== TASK PROMPT ==
Among the entries below, find the lines with "ylabel" and copy them.
___ PROVIDED INFORMATION ___
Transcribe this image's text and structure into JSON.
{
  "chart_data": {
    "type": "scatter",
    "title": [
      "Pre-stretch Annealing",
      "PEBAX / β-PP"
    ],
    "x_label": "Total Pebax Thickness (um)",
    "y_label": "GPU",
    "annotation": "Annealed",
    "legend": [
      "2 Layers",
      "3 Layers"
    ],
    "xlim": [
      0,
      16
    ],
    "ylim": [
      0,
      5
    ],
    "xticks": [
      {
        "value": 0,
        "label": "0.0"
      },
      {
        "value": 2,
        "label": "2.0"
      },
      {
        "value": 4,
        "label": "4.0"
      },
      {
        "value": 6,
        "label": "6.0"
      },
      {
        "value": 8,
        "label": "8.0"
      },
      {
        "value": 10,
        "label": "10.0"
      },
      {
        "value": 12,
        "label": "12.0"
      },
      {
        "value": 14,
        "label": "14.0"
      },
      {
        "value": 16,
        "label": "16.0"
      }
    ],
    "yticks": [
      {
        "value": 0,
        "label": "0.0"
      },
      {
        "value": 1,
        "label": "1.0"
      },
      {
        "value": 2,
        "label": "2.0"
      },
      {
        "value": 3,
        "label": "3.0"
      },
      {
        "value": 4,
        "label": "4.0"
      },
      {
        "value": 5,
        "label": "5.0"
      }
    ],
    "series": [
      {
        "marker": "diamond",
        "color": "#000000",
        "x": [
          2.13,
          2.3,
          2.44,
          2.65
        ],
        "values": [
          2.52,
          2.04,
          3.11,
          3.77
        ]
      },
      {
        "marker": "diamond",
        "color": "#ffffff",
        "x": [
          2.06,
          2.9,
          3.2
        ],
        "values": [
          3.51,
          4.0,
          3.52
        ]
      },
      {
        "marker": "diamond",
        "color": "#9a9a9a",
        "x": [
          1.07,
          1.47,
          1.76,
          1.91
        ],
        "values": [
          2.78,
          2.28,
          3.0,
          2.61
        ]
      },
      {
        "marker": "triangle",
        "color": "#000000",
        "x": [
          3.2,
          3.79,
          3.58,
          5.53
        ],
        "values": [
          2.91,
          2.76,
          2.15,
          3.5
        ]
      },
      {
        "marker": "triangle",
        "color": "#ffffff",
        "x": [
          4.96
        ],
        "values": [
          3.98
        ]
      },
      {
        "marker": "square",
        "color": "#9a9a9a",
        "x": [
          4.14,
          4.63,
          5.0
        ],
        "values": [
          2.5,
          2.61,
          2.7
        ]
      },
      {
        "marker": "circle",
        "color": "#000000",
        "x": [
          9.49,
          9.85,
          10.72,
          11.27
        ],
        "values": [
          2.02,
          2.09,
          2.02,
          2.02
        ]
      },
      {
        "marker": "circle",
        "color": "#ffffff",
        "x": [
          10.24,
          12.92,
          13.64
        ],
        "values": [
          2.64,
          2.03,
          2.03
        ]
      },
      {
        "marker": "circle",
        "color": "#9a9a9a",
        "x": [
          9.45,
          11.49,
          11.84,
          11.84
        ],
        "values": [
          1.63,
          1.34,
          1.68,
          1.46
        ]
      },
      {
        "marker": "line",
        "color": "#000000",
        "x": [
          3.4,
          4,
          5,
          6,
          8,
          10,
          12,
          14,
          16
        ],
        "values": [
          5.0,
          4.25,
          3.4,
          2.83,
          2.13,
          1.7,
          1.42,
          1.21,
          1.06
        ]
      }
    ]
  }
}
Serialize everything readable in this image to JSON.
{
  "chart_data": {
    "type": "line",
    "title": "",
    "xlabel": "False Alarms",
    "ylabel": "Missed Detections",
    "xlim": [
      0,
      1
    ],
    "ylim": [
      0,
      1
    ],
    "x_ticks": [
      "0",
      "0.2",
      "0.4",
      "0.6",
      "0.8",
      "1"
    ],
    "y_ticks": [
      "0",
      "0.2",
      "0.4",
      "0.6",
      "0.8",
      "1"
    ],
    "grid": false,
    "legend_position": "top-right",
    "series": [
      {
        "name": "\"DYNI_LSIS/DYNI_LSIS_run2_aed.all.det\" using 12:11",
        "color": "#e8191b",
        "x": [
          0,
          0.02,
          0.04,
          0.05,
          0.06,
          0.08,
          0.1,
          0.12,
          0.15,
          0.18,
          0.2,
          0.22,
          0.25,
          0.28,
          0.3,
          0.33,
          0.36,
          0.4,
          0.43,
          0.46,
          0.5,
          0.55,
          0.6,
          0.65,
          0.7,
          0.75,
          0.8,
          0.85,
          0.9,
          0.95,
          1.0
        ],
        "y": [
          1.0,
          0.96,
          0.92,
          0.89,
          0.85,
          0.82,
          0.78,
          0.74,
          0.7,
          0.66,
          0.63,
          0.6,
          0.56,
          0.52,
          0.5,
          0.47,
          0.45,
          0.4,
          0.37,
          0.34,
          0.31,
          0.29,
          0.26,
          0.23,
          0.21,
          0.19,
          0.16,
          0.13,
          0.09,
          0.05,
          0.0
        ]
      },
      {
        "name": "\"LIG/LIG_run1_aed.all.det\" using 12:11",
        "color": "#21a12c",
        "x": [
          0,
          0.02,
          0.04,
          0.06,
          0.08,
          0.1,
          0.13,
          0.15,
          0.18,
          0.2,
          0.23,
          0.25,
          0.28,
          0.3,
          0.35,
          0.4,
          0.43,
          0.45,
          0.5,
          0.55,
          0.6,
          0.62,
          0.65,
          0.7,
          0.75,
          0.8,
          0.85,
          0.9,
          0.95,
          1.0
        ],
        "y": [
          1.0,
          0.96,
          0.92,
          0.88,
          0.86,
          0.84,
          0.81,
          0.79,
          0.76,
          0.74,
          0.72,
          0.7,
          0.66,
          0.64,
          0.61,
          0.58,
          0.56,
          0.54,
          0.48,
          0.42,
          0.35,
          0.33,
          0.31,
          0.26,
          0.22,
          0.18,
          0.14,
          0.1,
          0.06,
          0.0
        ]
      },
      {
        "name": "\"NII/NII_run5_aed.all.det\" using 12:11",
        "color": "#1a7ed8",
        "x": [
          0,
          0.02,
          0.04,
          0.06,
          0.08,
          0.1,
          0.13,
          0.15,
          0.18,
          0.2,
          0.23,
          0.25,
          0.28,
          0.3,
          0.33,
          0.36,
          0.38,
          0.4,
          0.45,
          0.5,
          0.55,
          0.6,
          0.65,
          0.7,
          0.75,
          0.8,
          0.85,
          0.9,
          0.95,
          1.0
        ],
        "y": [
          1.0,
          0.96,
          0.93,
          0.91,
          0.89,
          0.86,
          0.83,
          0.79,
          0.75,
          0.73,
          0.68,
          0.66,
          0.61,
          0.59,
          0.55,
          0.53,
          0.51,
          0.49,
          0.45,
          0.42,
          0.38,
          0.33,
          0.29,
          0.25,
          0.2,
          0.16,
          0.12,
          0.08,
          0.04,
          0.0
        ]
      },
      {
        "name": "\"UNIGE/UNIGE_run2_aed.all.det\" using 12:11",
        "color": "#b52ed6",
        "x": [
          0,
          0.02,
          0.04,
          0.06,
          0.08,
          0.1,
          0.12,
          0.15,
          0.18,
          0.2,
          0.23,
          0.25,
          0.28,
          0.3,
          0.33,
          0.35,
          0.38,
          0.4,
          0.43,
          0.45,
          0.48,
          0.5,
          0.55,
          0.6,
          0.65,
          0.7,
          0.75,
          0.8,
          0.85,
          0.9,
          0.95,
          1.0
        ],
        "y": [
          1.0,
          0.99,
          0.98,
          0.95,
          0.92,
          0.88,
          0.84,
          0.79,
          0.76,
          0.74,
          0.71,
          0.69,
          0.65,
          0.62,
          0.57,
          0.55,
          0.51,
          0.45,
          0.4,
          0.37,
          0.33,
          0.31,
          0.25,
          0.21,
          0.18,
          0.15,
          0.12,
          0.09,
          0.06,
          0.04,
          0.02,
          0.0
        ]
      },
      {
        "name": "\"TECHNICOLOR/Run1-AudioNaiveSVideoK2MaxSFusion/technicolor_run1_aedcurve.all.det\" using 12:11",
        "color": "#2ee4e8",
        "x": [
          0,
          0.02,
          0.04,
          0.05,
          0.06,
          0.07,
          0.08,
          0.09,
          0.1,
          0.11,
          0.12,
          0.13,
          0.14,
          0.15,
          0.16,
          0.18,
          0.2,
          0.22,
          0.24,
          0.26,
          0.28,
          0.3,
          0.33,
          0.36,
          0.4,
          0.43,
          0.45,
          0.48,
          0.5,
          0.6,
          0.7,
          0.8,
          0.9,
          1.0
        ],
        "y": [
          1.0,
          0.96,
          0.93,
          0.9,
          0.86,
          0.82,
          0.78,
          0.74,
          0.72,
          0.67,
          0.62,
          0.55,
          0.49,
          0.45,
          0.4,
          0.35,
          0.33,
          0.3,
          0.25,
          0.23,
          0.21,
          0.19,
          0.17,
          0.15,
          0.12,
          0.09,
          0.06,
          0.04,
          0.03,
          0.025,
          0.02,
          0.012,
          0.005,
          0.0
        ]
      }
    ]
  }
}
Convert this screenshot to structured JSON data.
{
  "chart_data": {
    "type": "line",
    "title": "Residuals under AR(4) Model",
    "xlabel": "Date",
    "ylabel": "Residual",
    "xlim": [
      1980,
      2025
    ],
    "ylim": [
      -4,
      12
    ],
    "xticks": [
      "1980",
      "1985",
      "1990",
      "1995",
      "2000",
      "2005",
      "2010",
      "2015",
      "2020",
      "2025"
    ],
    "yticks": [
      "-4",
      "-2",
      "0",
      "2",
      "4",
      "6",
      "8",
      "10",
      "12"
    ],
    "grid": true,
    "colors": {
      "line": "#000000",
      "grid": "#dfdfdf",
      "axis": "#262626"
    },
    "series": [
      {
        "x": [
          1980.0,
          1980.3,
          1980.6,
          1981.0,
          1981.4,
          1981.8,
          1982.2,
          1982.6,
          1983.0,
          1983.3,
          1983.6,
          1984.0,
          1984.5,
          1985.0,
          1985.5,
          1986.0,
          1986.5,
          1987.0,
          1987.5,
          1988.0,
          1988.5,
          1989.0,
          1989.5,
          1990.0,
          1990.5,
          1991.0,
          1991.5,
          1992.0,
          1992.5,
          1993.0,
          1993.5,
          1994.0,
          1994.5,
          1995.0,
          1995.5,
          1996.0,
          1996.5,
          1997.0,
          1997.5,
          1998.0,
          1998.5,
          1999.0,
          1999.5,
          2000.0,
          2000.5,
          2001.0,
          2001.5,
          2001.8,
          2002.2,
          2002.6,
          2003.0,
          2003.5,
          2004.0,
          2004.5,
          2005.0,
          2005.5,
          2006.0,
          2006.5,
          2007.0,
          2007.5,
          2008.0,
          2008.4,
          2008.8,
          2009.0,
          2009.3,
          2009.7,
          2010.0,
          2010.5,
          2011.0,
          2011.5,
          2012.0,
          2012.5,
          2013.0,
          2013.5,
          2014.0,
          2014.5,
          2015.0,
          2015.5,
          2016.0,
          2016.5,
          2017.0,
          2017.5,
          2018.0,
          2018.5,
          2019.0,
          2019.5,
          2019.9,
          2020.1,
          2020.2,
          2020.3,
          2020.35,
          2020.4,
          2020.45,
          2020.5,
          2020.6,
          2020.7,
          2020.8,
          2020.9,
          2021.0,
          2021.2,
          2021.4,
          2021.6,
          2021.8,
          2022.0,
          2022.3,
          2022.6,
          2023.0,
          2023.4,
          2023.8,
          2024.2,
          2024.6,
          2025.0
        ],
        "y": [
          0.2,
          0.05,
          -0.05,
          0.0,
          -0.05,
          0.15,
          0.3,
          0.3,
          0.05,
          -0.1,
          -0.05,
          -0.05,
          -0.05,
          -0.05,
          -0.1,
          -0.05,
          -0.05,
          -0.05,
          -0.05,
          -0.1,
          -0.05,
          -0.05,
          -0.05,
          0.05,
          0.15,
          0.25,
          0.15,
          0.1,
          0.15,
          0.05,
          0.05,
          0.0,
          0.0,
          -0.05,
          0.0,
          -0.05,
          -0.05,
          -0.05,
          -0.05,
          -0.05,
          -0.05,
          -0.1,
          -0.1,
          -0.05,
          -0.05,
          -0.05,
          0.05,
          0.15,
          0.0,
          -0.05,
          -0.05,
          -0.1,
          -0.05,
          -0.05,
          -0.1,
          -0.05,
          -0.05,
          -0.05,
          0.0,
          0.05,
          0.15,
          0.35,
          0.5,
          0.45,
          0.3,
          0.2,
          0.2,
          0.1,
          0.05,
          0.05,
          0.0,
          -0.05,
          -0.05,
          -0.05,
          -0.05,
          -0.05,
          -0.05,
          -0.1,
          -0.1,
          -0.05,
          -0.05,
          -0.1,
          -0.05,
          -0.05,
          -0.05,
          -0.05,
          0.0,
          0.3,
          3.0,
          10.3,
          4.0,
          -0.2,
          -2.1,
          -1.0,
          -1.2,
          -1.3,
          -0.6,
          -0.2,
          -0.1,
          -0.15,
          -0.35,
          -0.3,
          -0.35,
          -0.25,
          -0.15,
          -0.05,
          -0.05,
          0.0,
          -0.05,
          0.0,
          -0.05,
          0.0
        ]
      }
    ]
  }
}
___
== SOLUTION TO THIS EXERCISE ==
    "ylabel": "Missed Detections",
    "ylabel": "Residual",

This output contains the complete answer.